Document extract.
begin
So if you use too much CPU, your bandwidth of the whole cluster can go down. So you need to be able to, for brokers at least as a minimum, to recognize that. And if you're say, now when you have the case, when all the tenants try to use more resource that has, at least we can dynamically lower the quotas and make sure that we don't overload the cluster, and then use it. Because you can have metrics saying, and we do have metrics actually in Apache, right? Also that are we throttling or not when quotas get mad or exceeded, they start throttling. And so those metrics when we know that it gets throttled, it indicates that we need to expand. So a lot of this work comes to understanding in brokers, to be able to dynamically detect when there's not enough capacity, change quotas and having us auto scaling, auto expansion going on. So that's pretty much the direction at least to be able to, how do we set that up. But also, in cases when you cannot afford, you cannot run like people behind the scenes and just evaluating your capacity. So that's hard problem that we are solving.
Because it has to be automated or at least automated to some degree.
Yes. And I feel like it's could be at the point useful also. Even not on the cloud because that is anything that makes it easier to operate is always better. But making it easier specifically for quotas is not easy, right? Because you need to be able to do good algorithms, right? For example, to be able to detect capacity, we have indicators on latency, how much does broker get overloaded, and other syndicators good or not, right? How well you do, it also defines what's your SLA and also, what's your... Basically performance management is really what you're trying to trade off, right? Because you can always over provision, and you don't need to worry about things.
end
Task material.
begin
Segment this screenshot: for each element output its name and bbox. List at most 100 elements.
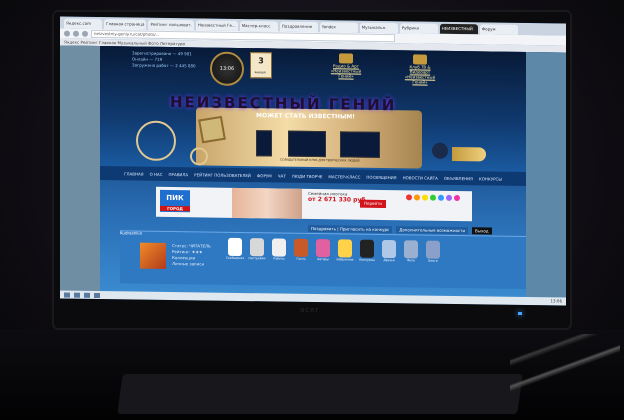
site-stats: Зарегистрировано — 49 981 Онлайн — 719 З… xyxy=(132,50,196,69)
user-menu-item[interactable]: Настройки xyxy=(248,238,266,261)
user-notes[interactable]: Личные записи xyxy=(172,261,211,268)
guests-icon xyxy=(294,238,308,257)
monitor-screen: Яндекс.com Главная страница Рейтинг поль… xyxy=(60,16,566,306)
user-menu-label: Фото xyxy=(406,258,415,263)
taskbar-app-icon[interactable] xyxy=(84,292,90,298)
user-menu-item[interactable]: Авторы xyxy=(314,239,332,262)
site-slogan: МОЖЕТ СТАТЬ ИЗВЕСТНЫМ! xyxy=(256,112,355,121)
menu-item-home[interactable]: ГЛАВНАЯ xyxy=(124,171,143,176)
stat-works: Загружено работ — 2 445 880 xyxy=(132,62,196,69)
browser-tab[interactable]: Поздравления xyxy=(279,21,318,33)
cables xyxy=(510,334,620,420)
back-icon[interactable] xyxy=(64,30,70,37)
age-dot-icon xyxy=(438,194,444,201)
menu-item-contests[interactable]: КОНКУРСЫ xyxy=(479,176,502,181)
user-menu-label: Работы xyxy=(273,256,285,261)
user-menu-item[interactable]: Фото xyxy=(402,240,420,263)
reload-icon[interactable] xyxy=(82,30,88,37)
web-page: Зарегистрировано — 49 981 Онлайн — 719 З… xyxy=(60,45,566,298)
ad-brand-sub: ГОРОД xyxy=(160,205,190,212)
friends-icon xyxy=(382,239,396,259)
ad-image xyxy=(232,187,302,219)
forward-icon[interactable] xyxy=(73,30,79,37)
tab-logout[interactable]: Выход xyxy=(472,227,492,235)
authors-icon xyxy=(316,239,330,258)
art-thumbnail xyxy=(288,130,326,158)
vinyl-record-icon xyxy=(360,239,374,258)
age-icons xyxy=(406,194,460,202)
menu-item-chat[interactable]: ЧАТ xyxy=(278,173,286,178)
menu-item-news[interactable]: НОВОСТИ САЙТА xyxy=(403,175,438,180)
browser-tab[interactable]: Рейтинг пользоват. xyxy=(148,19,194,31)
tv-icon xyxy=(413,54,427,65)
browser-tab[interactable]: Форум xyxy=(479,24,518,35)
power-led xyxy=(518,312,522,315)
user-menu-label: Настройки xyxy=(248,256,266,261)
radio-icon xyxy=(339,53,353,64)
menu-item-ads[interactable]: ОБЪЯВЛЕНИЯ xyxy=(444,175,473,180)
age-dot-icon xyxy=(430,194,436,201)
works-icon xyxy=(272,238,286,257)
user-name[interactable]: Kudrashkin xyxy=(120,230,142,235)
taskbar-app-icon[interactable] xyxy=(94,292,100,298)
user-menu-label: Блоги xyxy=(428,258,438,263)
ad-brand-logo[interactable]: ПИК ГОРОД xyxy=(160,189,190,213)
user-menu-item[interactable]: Конкурсы xyxy=(358,239,376,263)
taskbar-clock: 13:06 xyxy=(550,298,562,304)
page-right-background xyxy=(526,51,566,298)
settings-icon xyxy=(250,238,264,257)
start-icon[interactable] xyxy=(64,292,70,298)
age-dot-icon xyxy=(406,194,412,201)
menu-item-rules[interactable]: ПРАВИЛА xyxy=(169,171,189,176)
browser-tab[interactable]: Yandex xyxy=(319,22,358,33)
menu-item-rating[interactable]: РЕЙТИНГ ПОЛЬЗОВАТЕЛЕЙ xyxy=(194,172,251,178)
user-menu-item[interactable]: Гости xyxy=(292,238,310,262)
user-menu-item[interactable]: Друзья xyxy=(380,239,398,263)
user-menu-label: Авторы xyxy=(317,257,329,262)
radio-link[interactable]: Радио & Арт «Неизвестный Гений» xyxy=(326,53,366,79)
user-menu-label: Избранное xyxy=(336,257,354,262)
bicycle-wheel-icon xyxy=(136,120,176,162)
menu-item-masterclass[interactable]: МАСТЕР-КЛАСС xyxy=(328,174,360,179)
browser-tab[interactable]: Яндекс.com xyxy=(64,18,102,30)
user-menu-item[interactable]: Блоги xyxy=(424,240,442,264)
menu-item-people[interactable]: ЛЮДИ ТВОРЧЕ xyxy=(292,173,323,178)
horn-icon xyxy=(452,146,486,162)
age-dot-icon xyxy=(446,194,452,201)
site-logo[interactable]: НЕИЗВЕСТНЫЙ ГЕНИЙ xyxy=(170,93,440,115)
menu-item-about[interactable]: О НАС xyxy=(150,171,163,176)
photo-icon xyxy=(404,240,418,259)
user-menu-label: Сообщения xyxy=(226,255,245,261)
user-menu-item[interactable]: Сообщения xyxy=(226,237,245,261)
art-thumbnail xyxy=(256,130,272,157)
user-menu-item[interactable]: Работы xyxy=(270,238,288,261)
club-label: Клуб ТВ & Видеоарт «Неизвестный Гений» xyxy=(404,64,436,85)
radio-label: Радио & Арт «Неизвестный Гений» xyxy=(330,63,362,79)
user-menu-label: Конкурсы xyxy=(359,257,375,262)
browser-tab[interactable]: Главная страница xyxy=(104,19,147,30)
tab-extra[interactable]: Дополнительные возможности xyxy=(396,226,469,235)
user-menu-label: Гости xyxy=(296,256,306,261)
menu-item-forum[interactable]: ФОРУМ xyxy=(257,173,272,178)
browser-tab[interactable]: Неизвестный Ге... xyxy=(195,20,238,31)
monitor-brand-logo: acer xyxy=(300,306,320,314)
avatar[interactable] xyxy=(140,242,166,269)
keyboard xyxy=(117,374,523,414)
taskbar-app-icon[interactable] xyxy=(74,292,80,298)
browser-tab-active[interactable]: НЕИЗВЕСТНЫЙ xyxy=(439,23,478,35)
user-menu-item[interactable]: Избранное xyxy=(336,239,354,262)
messages-icon xyxy=(228,237,242,257)
user-info: Статус: ЧИТАТЕЛЬ Рейтинг: ★★★ Коллекции … xyxy=(172,243,211,268)
tab-congratulate[interactable]: Поздравить | Пригласить на конкурс xyxy=(308,224,393,234)
blog-icon xyxy=(426,240,440,259)
browser-tab[interactable]: Мастер-класс xyxy=(239,20,278,32)
calendar-day: 3 xyxy=(250,52,272,79)
club-link[interactable]: Клуб ТВ & Видеоарт «Неизвестный Гений» xyxy=(400,54,440,85)
picture-frame-icon xyxy=(198,115,226,144)
user-menu-label: Друзья xyxy=(383,257,395,263)
clock-widget: 13:06 xyxy=(210,51,244,87)
ad-cta-button[interactable]: Перейти xyxy=(360,199,386,209)
menu-item-dedications[interactable]: ПОСВЯЩЕНИЯ xyxy=(366,174,396,179)
browser-tab[interactable]: Рубрики xyxy=(399,23,438,34)
browser-tab[interactable]: Музыкальн. xyxy=(359,22,398,34)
end
To do.
• 1. From the records, write out the lines between the one holding "site-stats: Зарегистрировано —" and the one holding "age-dot-icon xyxy=(430,194,436,201)", inclusive.
• 2. Extend the discussion of broker quotas and cluster capacity from its last sentence.
The records have no connection to the text.

Expected responses.
• 1.
site-stats: Зарегистрировано — 49 981 Онлайн — 719 З… xyxy=(132,50,196,69)
user-menu-item[interactable]: Настройки xyxy=(248,238,266,261)
user-notes[interactable]: Личные записи xyxy=(172,261,211,268)
guests-icon xyxy=(294,238,308,257)
monitor-screen: Яндекс.com Главная страница Рейтинг поль… xyxy=(60,16,566,306)
user-menu-label: Фото xyxy=(406,258,415,263)
taskbar-app-icon[interactable] xyxy=(84,292,90,298)
user-menu-item[interactable]: Авторы xyxy=(314,239,332,262)
site-slogan: МОЖЕТ СТАТЬ ИЗВЕСТНЫМ! xyxy=(256,112,355,121)
menu-item-home[interactable]: ГЛАВНАЯ xyxy=(124,171,143,176)
stat-works: Загружено работ — 2 445 880 xyxy=(132,62,196,69)
browser-tab[interactable]: Поздравления xyxy=(279,21,318,33)
cables xyxy=(510,334,620,420)
back-icon[interactable] xyxy=(64,30,70,37)
age-dot-icon xyxy=(438,194,444,201)
menu-item-contests[interactable]: КОНКУРСЫ xyxy=(479,176,502,181)
user-menu-label: Работы xyxy=(273,256,285,261)
user-menu-item[interactable]: Фото xyxy=(402,240,420,263)
reload-icon[interactable] xyxy=(82,30,88,37)
web-page: Зарегистрировано — 49 981 Онлайн — 719 З… xyxy=(60,45,566,298)
ad-brand-sub: ГОРОД xyxy=(160,205,190,212)
friends-icon xyxy=(382,239,396,259)
ad-image xyxy=(232,187,302,219)
forward-icon[interactable] xyxy=(73,30,79,37)
tab-logout[interactable]: Выход xyxy=(472,227,492,235)
authors-icon xyxy=(316,239,330,258)
art-thumbnail xyxy=(288,130,326,158)
vinyl-record-icon xyxy=(360,239,374,258)
age-icons xyxy=(406,194,460,202)
menu-item-chat[interactable]: ЧАТ xyxy=(278,173,286,178)
menu-item-news[interactable]: НОВОСТИ САЙТА xyxy=(403,175,438,180)
browser-tab[interactable]: Рейтинг пользоват. xyxy=(148,19,194,31)
tv-icon xyxy=(413,54,427,65)
browser-tab[interactable]: Форум xyxy=(479,24,518,35)
power-led xyxy=(518,312,522,315)
user-menu-label: Настройки xyxy=(248,256,266,261)
radio-icon xyxy=(339,53,353,64)
menu-item-ads[interactable]: ОБЪЯВЛЕНИЯ xyxy=(444,175,473,180)
age-dot-icon xyxy=(430,194,436,201)

• 2.
But in reality, you don't want to over produce it, you want to run as close to the capacity as possible. And that's when it becomes harder because now need to be careful. Because you get the risk of even losing your SLA, basically, you get the risk of downtime if you over overuse it. And so that's the problem that we want to be able to not over reserve and still protect the cluster from just all the tenants suddenly using more resources than we actually have in physical. And then potentially autoscaling me that we automatically add those resources when they need it.
Got it. I mean, if you have super sophisticated auto scaling, which is we don't have yet, right? But if you have that, then you could get away without over provisioning. But it strikes me that no matter what, and like you said, you don't just want to over provision. I mean, if it were that simple, You'd be like, "Okay, let's provision for x the amount of resources we need, and we'll probably be okay." But you're paying for that compute and storage costs money. And so, like any engineer, you're trying to optimist, get the most work done with the least valuable resources possible. And so you don't want to over provision, but you have to when you're trying to isolate performance, right? I mean, is there any amount of magical autoscaling that could ever get the job done fast enough? Do you always have to over provision a little?
I don't know if you have to, but it's nice to have some headroom. But you never know how much, right? Especially, I mean, it's more relevant to cloud case if you want to really, for example, in our case, when people use Cloud especially its usage based billing, right? So you can just have your cluster sitting idle. So you as a tenant, right? You can admit lots of tenants so they can spike at the same time. So the thing is really not about that... Yes, that auto scaling takes time. So it's not that instant. I would say we cannot really go around the case when if you don't have enough physical resource, it's not that, right? It's pretty much there's no magic, you don't have any source, there's nothing you can do.
But what we're doing instead, right? So normal case without, say what we are doing. If you spike, you start overloading. Basically, you can actually get to [inaudible 00:33:51] partitions or you can basically bring the whole cluster down with too much load, right? So our approach is that you need to protect that load. So basically, to protect the total combined usage is at the level that brokers can support and then you expand. So there is some case when you actually might not get all the resources from the cluster but it's more about that you don't kill the cluster.
Right. It doesn't go down.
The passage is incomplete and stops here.